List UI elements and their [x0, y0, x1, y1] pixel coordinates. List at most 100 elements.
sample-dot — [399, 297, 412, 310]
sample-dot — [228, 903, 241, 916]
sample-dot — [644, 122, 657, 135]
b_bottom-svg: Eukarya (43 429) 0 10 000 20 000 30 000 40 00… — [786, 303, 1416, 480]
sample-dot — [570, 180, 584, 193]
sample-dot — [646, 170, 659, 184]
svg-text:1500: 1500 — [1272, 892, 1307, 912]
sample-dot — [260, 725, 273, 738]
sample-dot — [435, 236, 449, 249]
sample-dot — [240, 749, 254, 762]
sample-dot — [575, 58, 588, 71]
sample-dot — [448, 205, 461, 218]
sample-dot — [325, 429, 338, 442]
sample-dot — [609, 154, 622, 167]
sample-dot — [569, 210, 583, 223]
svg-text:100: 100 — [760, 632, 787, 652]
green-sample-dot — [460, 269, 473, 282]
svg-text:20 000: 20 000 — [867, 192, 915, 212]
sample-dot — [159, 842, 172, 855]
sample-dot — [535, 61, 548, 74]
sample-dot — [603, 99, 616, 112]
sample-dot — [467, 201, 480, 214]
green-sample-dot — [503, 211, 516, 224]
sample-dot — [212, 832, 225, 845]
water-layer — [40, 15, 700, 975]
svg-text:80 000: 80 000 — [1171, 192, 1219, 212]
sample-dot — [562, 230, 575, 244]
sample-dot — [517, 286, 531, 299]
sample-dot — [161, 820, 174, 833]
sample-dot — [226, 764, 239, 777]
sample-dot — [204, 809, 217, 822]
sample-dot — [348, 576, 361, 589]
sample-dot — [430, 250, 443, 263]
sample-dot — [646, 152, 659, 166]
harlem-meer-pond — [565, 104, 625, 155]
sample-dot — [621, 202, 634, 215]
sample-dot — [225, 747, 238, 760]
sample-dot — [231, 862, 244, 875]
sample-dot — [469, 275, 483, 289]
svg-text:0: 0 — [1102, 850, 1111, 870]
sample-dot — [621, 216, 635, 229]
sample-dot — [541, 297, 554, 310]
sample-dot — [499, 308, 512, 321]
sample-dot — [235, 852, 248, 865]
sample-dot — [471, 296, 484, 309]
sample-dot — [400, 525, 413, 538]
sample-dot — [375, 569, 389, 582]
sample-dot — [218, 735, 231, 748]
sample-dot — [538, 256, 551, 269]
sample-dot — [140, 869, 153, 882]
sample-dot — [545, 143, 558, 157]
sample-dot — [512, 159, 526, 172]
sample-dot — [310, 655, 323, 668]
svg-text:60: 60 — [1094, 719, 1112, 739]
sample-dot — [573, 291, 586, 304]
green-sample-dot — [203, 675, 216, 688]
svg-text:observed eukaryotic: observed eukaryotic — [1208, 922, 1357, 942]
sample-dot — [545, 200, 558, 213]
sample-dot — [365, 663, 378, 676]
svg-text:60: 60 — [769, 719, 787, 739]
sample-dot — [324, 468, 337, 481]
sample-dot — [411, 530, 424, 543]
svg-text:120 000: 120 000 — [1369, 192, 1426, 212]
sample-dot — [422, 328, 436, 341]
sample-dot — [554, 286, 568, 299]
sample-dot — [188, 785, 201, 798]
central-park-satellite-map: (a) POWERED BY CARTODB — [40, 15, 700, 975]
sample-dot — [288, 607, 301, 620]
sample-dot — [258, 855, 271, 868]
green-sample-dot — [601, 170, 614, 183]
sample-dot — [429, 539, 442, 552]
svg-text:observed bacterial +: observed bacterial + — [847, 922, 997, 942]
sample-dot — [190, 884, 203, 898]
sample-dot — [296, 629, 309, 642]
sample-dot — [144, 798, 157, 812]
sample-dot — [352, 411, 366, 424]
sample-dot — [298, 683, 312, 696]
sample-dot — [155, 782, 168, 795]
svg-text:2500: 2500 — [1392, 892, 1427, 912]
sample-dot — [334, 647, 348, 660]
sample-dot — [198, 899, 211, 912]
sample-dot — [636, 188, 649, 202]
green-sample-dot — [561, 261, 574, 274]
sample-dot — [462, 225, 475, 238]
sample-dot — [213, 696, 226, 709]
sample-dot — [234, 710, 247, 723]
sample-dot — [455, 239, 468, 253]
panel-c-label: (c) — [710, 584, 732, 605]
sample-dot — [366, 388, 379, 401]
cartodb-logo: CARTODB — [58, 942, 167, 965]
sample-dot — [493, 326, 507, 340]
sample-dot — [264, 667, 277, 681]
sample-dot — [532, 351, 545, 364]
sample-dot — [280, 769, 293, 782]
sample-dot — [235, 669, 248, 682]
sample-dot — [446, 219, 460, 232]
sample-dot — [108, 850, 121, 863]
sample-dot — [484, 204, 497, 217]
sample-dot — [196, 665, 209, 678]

- _What you are asked to do_:
Please return every line in the data that includes the string "text".

- _Reply_:
svg-text:1500: 1500 — [1272, 892, 1307, 912]
svg-text:100: 100 — [760, 632, 787, 652]
svg-text:20 000: 20 000 — [867, 192, 915, 212]
svg-text:80 000: 80 000 — [1171, 192, 1219, 212]
svg-text:0: 0 — [1102, 850, 1111, 870]
svg-text:60: 60 — [1094, 719, 1112, 739]
svg-text:observed eukaryotic: observed eukaryotic — [1208, 922, 1357, 942]
svg-text:60: 60 — [769, 719, 787, 739]
svg-text:120 000: 120 000 — [1369, 192, 1426, 212]
svg-text:observed bacterial +: observed bacterial + — [847, 922, 997, 942]
svg-text:2500: 2500 — [1392, 892, 1427, 912]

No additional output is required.